[begin Stored data]
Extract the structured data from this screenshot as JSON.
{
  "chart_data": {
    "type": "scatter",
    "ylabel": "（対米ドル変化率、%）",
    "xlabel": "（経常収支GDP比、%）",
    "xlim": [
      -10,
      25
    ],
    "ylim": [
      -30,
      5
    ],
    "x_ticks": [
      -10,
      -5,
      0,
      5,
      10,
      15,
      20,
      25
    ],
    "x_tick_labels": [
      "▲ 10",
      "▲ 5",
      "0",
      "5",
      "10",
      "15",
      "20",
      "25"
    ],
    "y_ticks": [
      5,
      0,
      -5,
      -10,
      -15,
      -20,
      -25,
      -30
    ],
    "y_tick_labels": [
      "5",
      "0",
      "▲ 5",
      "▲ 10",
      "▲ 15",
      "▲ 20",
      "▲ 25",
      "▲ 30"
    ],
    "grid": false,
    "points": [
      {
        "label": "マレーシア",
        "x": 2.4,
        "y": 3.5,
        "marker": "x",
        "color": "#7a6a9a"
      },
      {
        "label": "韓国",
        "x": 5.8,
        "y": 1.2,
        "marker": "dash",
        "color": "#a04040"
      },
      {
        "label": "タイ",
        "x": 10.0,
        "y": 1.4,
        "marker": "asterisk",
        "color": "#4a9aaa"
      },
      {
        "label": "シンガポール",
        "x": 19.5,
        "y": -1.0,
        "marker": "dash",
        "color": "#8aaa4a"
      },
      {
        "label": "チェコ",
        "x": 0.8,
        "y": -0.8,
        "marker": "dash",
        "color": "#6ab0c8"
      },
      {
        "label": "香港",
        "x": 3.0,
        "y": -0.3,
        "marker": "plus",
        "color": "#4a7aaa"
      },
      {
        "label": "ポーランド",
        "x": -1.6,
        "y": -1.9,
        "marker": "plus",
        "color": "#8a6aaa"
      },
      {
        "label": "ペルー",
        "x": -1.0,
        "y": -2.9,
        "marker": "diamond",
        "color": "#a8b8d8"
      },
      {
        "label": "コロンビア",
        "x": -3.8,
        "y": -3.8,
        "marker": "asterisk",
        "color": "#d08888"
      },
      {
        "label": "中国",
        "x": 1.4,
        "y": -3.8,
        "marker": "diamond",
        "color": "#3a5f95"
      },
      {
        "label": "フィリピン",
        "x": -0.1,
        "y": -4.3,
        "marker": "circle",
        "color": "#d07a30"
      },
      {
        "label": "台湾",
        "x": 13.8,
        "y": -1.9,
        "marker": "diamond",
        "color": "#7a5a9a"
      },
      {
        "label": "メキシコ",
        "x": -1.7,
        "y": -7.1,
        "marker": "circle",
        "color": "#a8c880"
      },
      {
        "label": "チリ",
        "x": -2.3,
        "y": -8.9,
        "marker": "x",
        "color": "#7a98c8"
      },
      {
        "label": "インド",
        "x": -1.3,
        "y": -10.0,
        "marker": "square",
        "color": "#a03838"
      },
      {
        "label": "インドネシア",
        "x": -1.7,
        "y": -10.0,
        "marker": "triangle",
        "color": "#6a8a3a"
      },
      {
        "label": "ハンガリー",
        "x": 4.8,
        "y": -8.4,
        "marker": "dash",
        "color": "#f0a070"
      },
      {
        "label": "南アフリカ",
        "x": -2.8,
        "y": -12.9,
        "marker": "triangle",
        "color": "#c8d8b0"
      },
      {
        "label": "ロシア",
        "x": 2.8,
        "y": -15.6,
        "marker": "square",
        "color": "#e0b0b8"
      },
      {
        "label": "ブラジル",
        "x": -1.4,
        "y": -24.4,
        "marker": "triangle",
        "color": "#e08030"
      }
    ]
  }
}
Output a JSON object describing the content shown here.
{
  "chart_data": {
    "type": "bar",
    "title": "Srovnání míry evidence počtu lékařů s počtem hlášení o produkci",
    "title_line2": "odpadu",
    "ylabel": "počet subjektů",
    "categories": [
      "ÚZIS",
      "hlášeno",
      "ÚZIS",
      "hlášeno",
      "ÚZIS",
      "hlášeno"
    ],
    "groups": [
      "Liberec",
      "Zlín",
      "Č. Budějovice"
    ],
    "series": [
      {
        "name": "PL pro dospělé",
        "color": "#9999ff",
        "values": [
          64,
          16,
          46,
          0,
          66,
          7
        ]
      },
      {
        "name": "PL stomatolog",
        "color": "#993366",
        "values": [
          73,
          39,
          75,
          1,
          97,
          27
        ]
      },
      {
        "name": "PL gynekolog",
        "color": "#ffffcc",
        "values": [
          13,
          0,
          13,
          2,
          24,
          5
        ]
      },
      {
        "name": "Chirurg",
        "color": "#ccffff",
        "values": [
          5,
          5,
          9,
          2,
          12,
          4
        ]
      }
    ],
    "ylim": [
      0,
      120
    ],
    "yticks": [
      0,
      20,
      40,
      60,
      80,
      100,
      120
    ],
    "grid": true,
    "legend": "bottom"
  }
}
[end Stored data]
Set task → Take the entries above and copy them out exactly.

Problem solution →
Extract the structured data from this screenshot as JSON.
{
  "chart_data": {
    "type": "scatter",
    "ylabel": "（対米ドル変化率、%）",
    "xlabel": "（経常収支GDP比、%）",
    "xlim": [
      -10,
      25
    ],
    "ylim": [
      -30,
      5
    ],
    "x_ticks": [
      -10,
      -5,
      0,
      5,
      10,
      15,
      20,
      25
    ],
    "x_tick_labels": [
      "▲ 10",
      "▲ 5",
      "0",
      "5",
      "10",
      "15",
      "20",
      "25"
    ],
    "y_ticks": [
      5,
      0,
      -5,
      -10,
      -15,
      -20,
      -25,
      -30
    ],
    "y_tick_labels": [
      "5",
      "0",
      "▲ 5",
      "▲ 10",
      "▲ 15",
      "▲ 20",
      "▲ 25",
      "▲ 30"
    ],
    "grid": false,
    "points": [
      {
        "label": "マレーシア",
        "x": 2.4,
        "y": 3.5,
        "marker": "x",
        "color": "#7a6a9a"
      },
      {
        "label": "韓国",
        "x": 5.8,
        "y": 1.2,
        "marker": "dash",
        "color": "#a04040"
      },
      {
        "label": "タイ",
        "x": 10.0,
        "y": 1.4,
        "marker": "asterisk",
        "color": "#4a9aaa"
      },
      {
        "label": "シンガポール",
        "x": 19.5,
        "y": -1.0,
        "marker": "dash",
        "color": "#8aaa4a"
      },
      {
        "label": "チェコ",
        "x": 0.8,
        "y": -0.8,
        "marker": "dash",
        "color": "#6ab0c8"
      },
      {
        "label": "香港",
        "x": 3.0,
        "y": -0.3,
        "marker": "plus",
        "color": "#4a7aaa"
      },
      {
        "label": "ポーランド",
        "x": -1.6,
        "y": -1.9,
        "marker": "plus",
        "color": "#8a6aaa"
      },
      {
        "label": "ペルー",
        "x": -1.0,
        "y": -2.9,
        "marker": "diamond",
        "color": "#a8b8d8"
      },
      {
        "label": "コロンビア",
        "x": -3.8,
        "y": -3.8,
        "marker": "asterisk",
        "color": "#d08888"
      },
      {
        "label": "中国",
        "x": 1.4,
        "y": -3.8,
        "marker": "diamond",
        "color": "#3a5f95"
      },
      {
        "label": "フィリピン",
        "x": -0.1,
        "y": -4.3,
        "marker": "circle",
        "color": "#d07a30"
      },
      {
        "label": "台湾",
        "x": 13.8,
        "y": -1.9,
        "marker": "diamond",
        "color": "#7a5a9a"
      },
      {
        "label": "メキシコ",
        "x": -1.7,
        "y": -7.1,
        "marker": "circle",
        "color": "#a8c880"
      },
      {
        "label": "チリ",
        "x": -2.3,
        "y": -8.9,
        "marker": "x",
        "color": "#7a98c8"
      },
      {
        "label": "インド",
        "x": -1.3,
        "y": -10.0,
        "marker": "square",
        "color": "#a03838"
      },
      {
        "label": "インドネシア",
        "x": -1.7,
        "y": -10.0,
        "marker": "triangle",
        "color": "#6a8a3a"
      },
      {
        "label": "ハンガリー",
        "x": 4.8,
        "y": -8.4,
        "marker": "dash",
        "color": "#f0a070"
      },
      {
        "label": "南アフリカ",
        "x": -2.8,
        "y": -12.9,
        "marker": "triangle",
        "color": "#c8d8b0"
      },
      {
        "label": "ロシア",
        "x": 2.8,
        "y": -15.6,
        "marker": "square",
        "color": "#e0b0b8"
      },
      {
        "label": "ブラジル",
        "x": -1.4,
        "y": -24.4,
        "marker": "triangle",
        "color": "#e08030"
      }
    ]
  }
}
Output a JSON object describing the content shown here.
{
  "chart_data": {
    "type": "bar",
    "title": "Srovnání míry evidence počtu lékařů s počtem hlášení o produkci",
    "title_line2": "odpadu",
    "ylabel": "počet subjektů",
    "categories": [
      "ÚZIS",
      "hlášeno",
      "ÚZIS",
      "hlášeno",
      "ÚZIS",
      "hlášeno"
    ],
    "groups": [
      "Liberec",
      "Zlín",
      "Č. Budějovice"
    ],
    "series": [
      {
        "name": "PL pro dospělé",
        "color": "#9999ff",
        "values": [
          64,
          16,
          46,
          0,
          66,
          7
        ]
      },
      {
        "name": "PL stomatolog",
        "color": "#993366",
        "values": [
          73,
          39,
          75,
          1,
          97,
          27
        ]
      },
      {
        "name": "PL gynekolog",
        "color": "#ffffcc",
        "values": [
          13,
          0,
          13,
          2,
          24,
          5
        ]
      },
      {
        "name": "Chirurg",
        "color": "#ccffff",
        "values": [
          5,
          5,
          9,
          2,
          12,
          4
        ]
      }
    ],
    "ylim": [
      0,
      120
    ],
    "yticks": [
      0,
      20,
      40,
      60,
      80,
      100,
      120
    ],
    "grid": true,
    "legend": "bottom"
  }
}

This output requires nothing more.